[Stated exercise]:
Tell how many lines in the data below include the word "الظهار". The answer is the number only.

[Items]:
--- Start ---

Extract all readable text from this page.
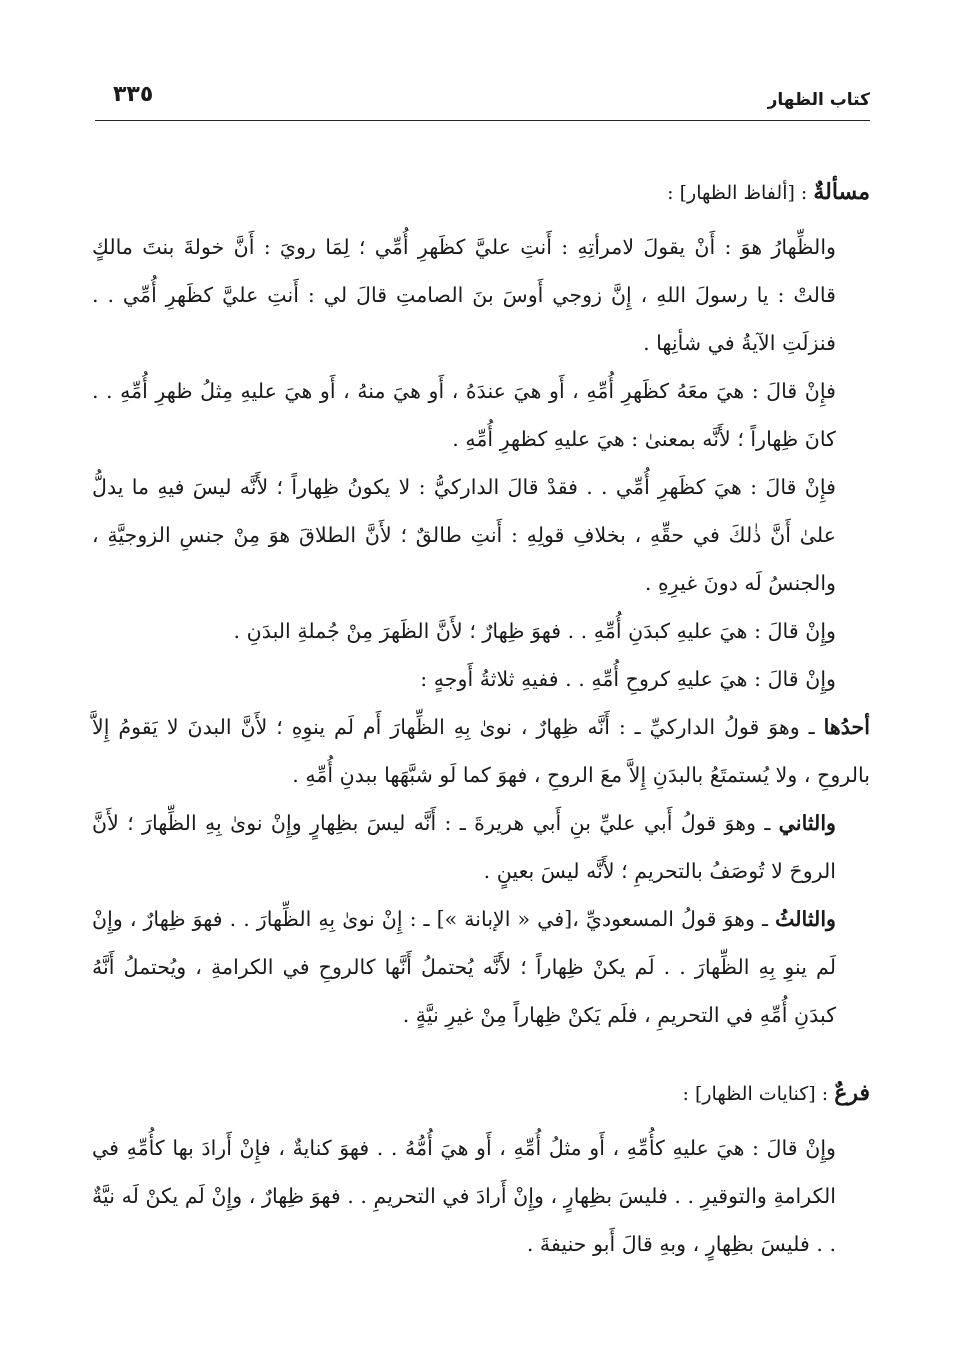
كتاب الظهار
٣٣٥

مسألةٌ : [ألفاظ الظهار] :

والظِّهارُ هوَ : أَنْ يقولَ لامرأتِهِ : أَنتِ عليَّ كظَهرِ أُمِّي ؛ لِمَا رويَ : أَنَّ خولةَ بنتَ مالكٍ قالتْ : يا رسولَ اللهِ ، إِنَّ زوجي أَوسَ بنَ الصامتِ قالَ لي : أَنتِ عليَّ كظَهرِ أُمِّي . . فنزلَتِ الآيةُ في شأنِها .

فإِنْ قالَ : هيَ معَهُ كظَهرِ أُمِّهِ ، أَو هيَ عندَهُ ، أَو هيَ منهُ ، أَو هيَ عليهِ مِثلُ ظهرِ أُمِّهِ . . كانَ ظِهاراً ؛ لأَنَّه بمعنىٰ : هيَ عليهِ كظهرِ أُمِّهِ .

فإِنْ قالَ : هيَ كظَهرِ أُمِّي . . فقدْ قالَ الداركيُّ : لا يكونُ ظِهاراً ؛ لأَنَّه ليسَ فيهِ ما يدلُّ علىٰ أَنَّ ذٰلكَ في حقِّهِ ، بخلافِ قولِهِ : أَنتِ طالقٌ ؛ لأَنَّ الطلاقَ هوَ مِنْ جنسِ الزوجيَّةِ ، والجنسُ لَه دونَ غيرِهِ .

وإِنْ قالَ : هيَ عليهِ كبدَنِ أُمِّهِ . . فهوَ ظِهارٌ ؛ لأَنَّ الظَهرَ مِنْ جُملةِ البدَنِ .

وإِنْ قالَ : هيَ عليهِ كروحِ أُمِّهِ . . ففيهِ ثلاثةُ أَوجهٍ :

أحدُها ـ وهوَ قولُ الداركيِّ ـ : أَنَّه ظِهارٌ ، نوىٰ بِهِ الظِّهارَ أَم لَم ينوِهِ ؛ لأَنَّ البدنَ لا يَقومُ إِلاَّ بالروحِ ، ولا يُستمتَعُ بالبدَنِ إِلاَّ معَ الروحِ ، فهوَ كما لَو شبَّهَها ببدنِ أُمِّهِ .

والثاني ـ وهوَ قولُ أَبي عليِّ بنِ أَبي هريرةَ ـ : أَنَّه ليسَ بظِهارٍ وإِنْ نوىٰ بِهِ الظِّهارَ ؛ لأَنَّ الروحَ لا تُوصَفُ بالتحريمِ ؛ لأَنَّه ليسَ بعينٍ .

والثالثُ ـ وهوَ قولُ المسعوديِّ ،[في « الإبانة »] ـ : إِنْ نوىٰ بِهِ الظِّهارَ . . فهوَ ظِهارٌ ، وإِنْ لَم ينوِ بِهِ الظِّهارَ . . لَم يكنْ ظِهاراً ؛ لأَنَّه يُحتملُ أَنَّها كالروحِ في الكرامةِ ، ويُحتملُ أَنَّهُ كبدَنِ أُمِّهِ في التحريمِ ، فلَم يَكنْ ظِهاراً مِنْ غيرِ نيَّةٍ .

فرعٌ : [كنايات الظهار] :

وإِنْ قالَ : هيَ عليهِ كأُمِّهِ ، أَو مثلُ أُمِّهِ ، أَو هيَ أُمُّهُ . . فهوَ كنايةٌ ، فإِنْ أَرادَ بها كأُمِّهِ في الكرامةِ والتوقيرِ . . فليسَ بظِهارٍ ، وإِنْ أَرادَ في التحريمِ . . فهوَ ظِهارٌ ، وإِنْ لَم يكنْ لَه نيَّةٌ . . فليسَ بظِهارٍ ، وبهِ قالَ أَبو حنيفةَ .
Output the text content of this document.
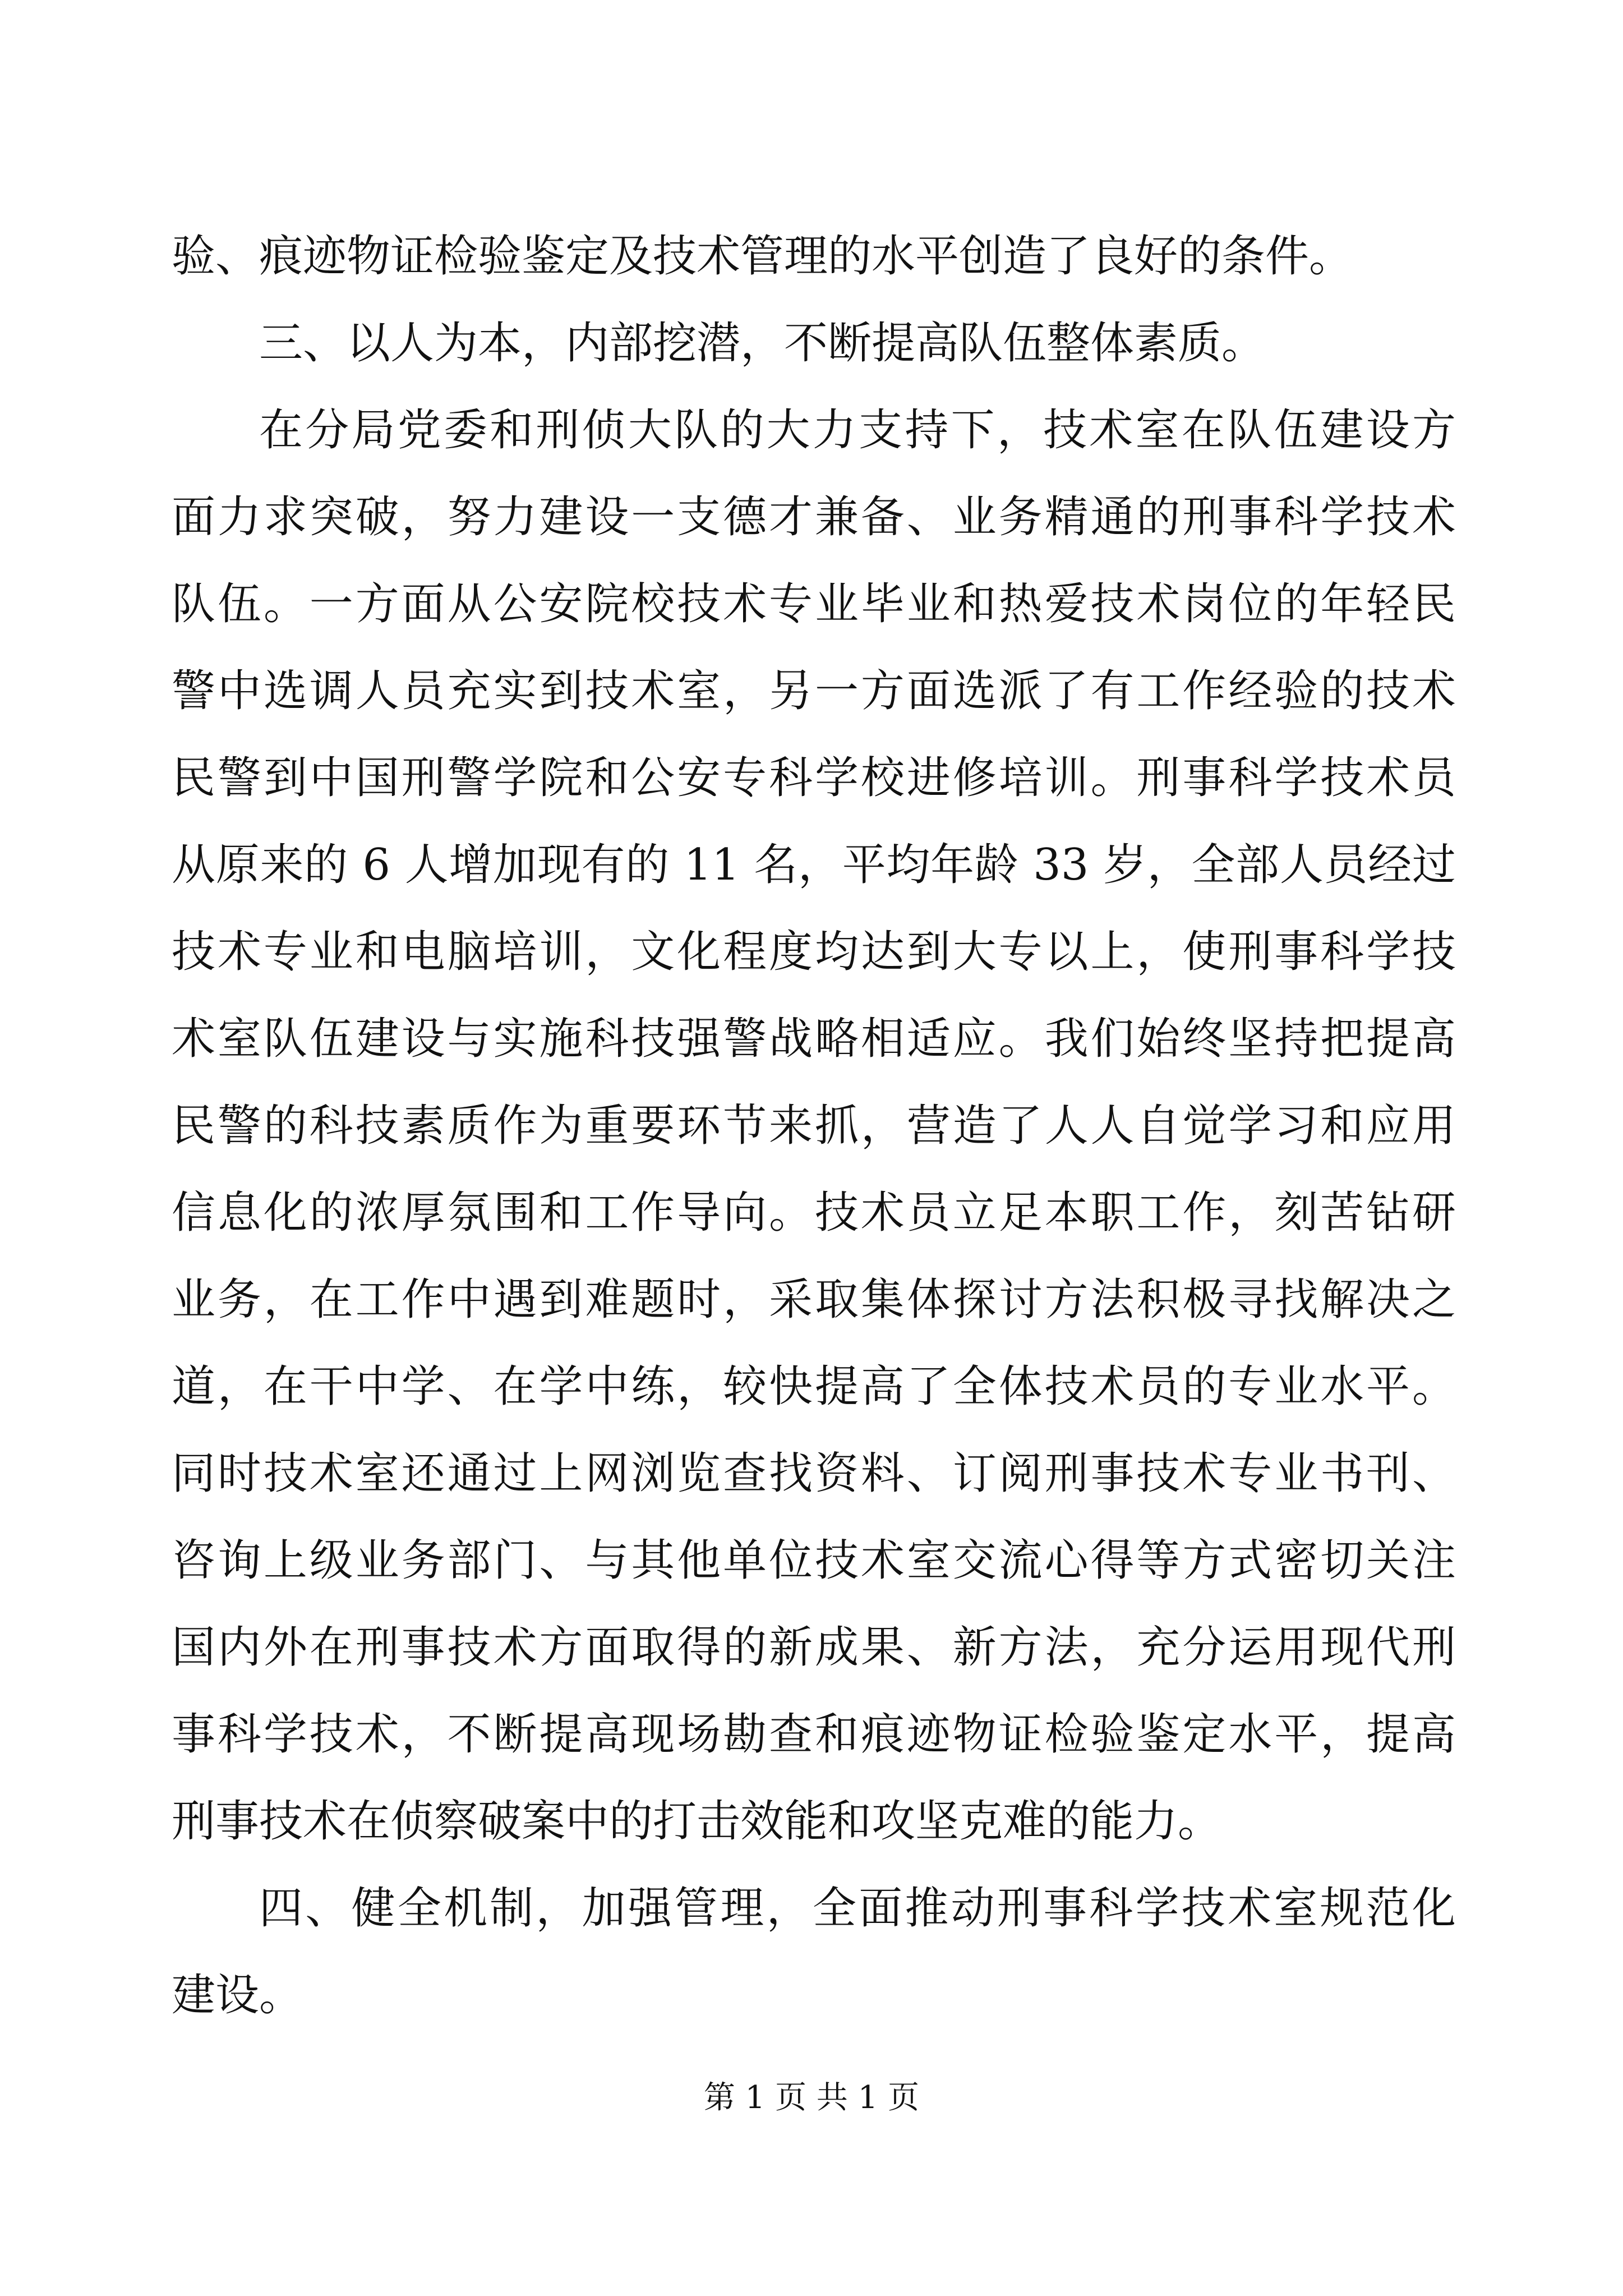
验、痕迹物证检验鉴定及技术管理的水平创造了良好的条件。
三、以人为本，内部挖潜，不断提高队伍整体素质。
在分局党委和刑侦大队的大力支持下，技术室在队伍建设方
面力求突破，努力建设一支德才兼备、业务精通的刑事科学技术
队伍。一方面从公安院校技术专业毕业和热爱技术岗位的年轻民
警中选调人员充实到技术室，另一方面选派了有工作经验的技术
民警到中国刑警学院和公安专科学校进修培训。刑事科学技术员
从原来的 6 人增加现有的 11 名，平均年龄 33 岁，全部人员经过
技术专业和电脑培训，文化程度均达到大专以上，使刑事科学技
术室队伍建设与实施科技强警战略相适应。我们始终坚持把提高
民警的科技素质作为重要环节来抓，营造了人人自觉学习和应用
信息化的浓厚氛围和工作导向。技术员立足本职工作，刻苦钻研
业务，在工作中遇到难题时，采取集体探讨方法积极寻找解决之
道，在干中学、在学中练，较快提高了全体技术员的专业水平。
同时技术室还通过上网浏览查找资料、订阅刑事技术专业书刊、
咨询上级业务部门、与其他单位技术室交流心得等方式密切关注
国内外在刑事技术方面取得的新成果、新方法，充分运用现代刑
事科学技术，不断提高现场勘查和痕迹物证检验鉴定水平，提高
刑事技术在侦察破案中的打击效能和攻坚克难的能力。
四、健全机制，加强管理，全面推动刑事科学技术室规范化
建设。
第 1 页 共 1 页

--- End ---

[Correct answer]:
3